Copy out each line that mentions the word "Decline".

:: Dataset listings of figures ::
- - - - -

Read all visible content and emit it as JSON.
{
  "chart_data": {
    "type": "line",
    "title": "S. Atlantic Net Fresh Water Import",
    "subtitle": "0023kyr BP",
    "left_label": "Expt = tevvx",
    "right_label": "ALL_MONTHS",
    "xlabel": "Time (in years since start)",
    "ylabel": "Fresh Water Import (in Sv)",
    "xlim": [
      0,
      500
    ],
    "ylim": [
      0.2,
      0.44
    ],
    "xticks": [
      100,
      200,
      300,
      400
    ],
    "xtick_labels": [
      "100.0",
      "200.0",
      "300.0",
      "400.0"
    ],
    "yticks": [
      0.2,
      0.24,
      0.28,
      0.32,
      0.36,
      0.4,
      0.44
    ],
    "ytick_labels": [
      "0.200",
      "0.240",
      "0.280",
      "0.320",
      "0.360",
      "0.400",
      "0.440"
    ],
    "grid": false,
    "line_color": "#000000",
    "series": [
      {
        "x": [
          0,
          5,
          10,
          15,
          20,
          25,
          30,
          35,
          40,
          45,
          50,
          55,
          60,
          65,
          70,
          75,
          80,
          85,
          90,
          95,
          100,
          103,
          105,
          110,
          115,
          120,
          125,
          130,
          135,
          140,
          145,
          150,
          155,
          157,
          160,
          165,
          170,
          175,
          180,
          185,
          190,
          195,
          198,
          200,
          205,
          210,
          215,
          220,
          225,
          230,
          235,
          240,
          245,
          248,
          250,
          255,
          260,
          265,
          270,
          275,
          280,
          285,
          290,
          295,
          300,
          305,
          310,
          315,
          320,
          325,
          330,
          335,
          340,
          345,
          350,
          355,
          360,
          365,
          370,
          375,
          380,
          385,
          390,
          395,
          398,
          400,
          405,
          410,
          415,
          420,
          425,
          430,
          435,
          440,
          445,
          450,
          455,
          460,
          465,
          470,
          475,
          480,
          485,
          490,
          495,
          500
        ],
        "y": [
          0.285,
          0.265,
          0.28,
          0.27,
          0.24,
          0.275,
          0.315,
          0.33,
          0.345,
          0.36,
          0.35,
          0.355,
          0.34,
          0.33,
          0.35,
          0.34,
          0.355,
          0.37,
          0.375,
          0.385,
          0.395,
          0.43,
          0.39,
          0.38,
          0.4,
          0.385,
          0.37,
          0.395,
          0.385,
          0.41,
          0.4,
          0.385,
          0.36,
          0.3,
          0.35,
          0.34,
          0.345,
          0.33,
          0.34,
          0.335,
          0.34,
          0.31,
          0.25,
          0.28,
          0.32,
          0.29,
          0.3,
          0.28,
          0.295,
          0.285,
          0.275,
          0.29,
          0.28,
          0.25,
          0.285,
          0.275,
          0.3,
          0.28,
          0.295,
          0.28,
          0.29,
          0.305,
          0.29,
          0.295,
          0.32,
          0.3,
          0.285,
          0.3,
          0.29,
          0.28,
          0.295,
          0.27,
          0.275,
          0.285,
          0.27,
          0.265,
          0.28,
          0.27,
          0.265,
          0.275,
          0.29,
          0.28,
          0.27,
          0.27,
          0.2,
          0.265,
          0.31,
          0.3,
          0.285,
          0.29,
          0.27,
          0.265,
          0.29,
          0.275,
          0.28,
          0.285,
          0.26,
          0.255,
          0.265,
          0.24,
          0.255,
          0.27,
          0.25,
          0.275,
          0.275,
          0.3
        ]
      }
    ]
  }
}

- - - - -

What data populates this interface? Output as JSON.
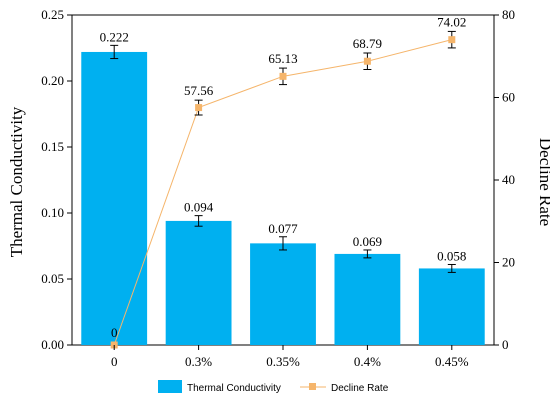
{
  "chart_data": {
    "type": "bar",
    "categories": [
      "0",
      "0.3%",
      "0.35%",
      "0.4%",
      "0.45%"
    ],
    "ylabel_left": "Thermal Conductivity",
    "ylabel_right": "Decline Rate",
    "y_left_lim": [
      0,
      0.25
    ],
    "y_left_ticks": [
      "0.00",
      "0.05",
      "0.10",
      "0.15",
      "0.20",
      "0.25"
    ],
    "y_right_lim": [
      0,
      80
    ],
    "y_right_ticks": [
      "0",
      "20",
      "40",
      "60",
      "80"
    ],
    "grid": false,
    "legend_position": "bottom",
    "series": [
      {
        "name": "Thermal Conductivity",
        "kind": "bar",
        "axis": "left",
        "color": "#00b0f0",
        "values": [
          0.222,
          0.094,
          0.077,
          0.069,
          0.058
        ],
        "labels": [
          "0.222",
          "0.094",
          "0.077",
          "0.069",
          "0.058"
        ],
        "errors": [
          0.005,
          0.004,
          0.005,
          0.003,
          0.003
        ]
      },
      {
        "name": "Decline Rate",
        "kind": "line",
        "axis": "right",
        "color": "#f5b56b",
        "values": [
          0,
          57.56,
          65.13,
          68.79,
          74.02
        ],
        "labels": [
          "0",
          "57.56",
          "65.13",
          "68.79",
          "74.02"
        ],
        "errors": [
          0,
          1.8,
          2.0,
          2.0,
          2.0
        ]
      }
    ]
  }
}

- - - - -

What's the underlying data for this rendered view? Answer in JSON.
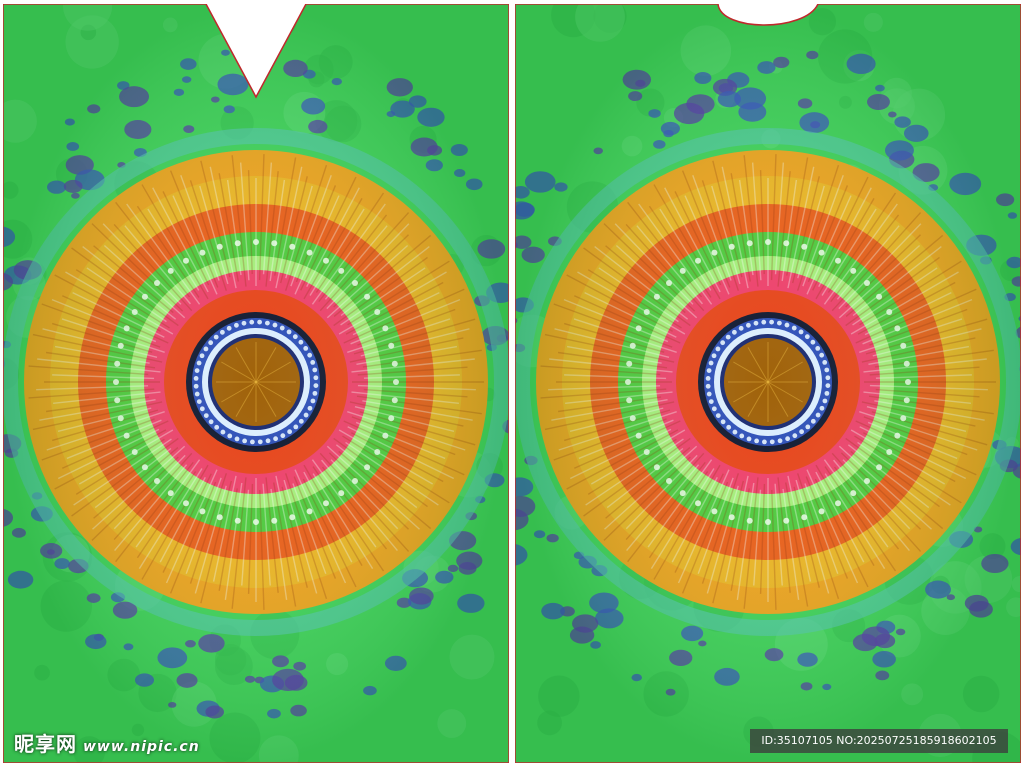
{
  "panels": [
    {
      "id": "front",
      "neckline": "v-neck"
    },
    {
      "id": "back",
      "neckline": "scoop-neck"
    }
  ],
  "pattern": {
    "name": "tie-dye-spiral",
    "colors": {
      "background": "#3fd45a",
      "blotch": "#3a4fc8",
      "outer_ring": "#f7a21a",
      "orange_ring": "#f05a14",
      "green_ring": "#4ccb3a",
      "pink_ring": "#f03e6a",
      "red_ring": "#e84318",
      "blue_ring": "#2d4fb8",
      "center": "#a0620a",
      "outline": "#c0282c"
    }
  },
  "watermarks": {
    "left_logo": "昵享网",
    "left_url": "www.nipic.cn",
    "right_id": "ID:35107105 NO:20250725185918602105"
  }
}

- - - - -

:: Solution ::
    "ylabel_right": "Decline Rate",
        "name": "Decline Rate",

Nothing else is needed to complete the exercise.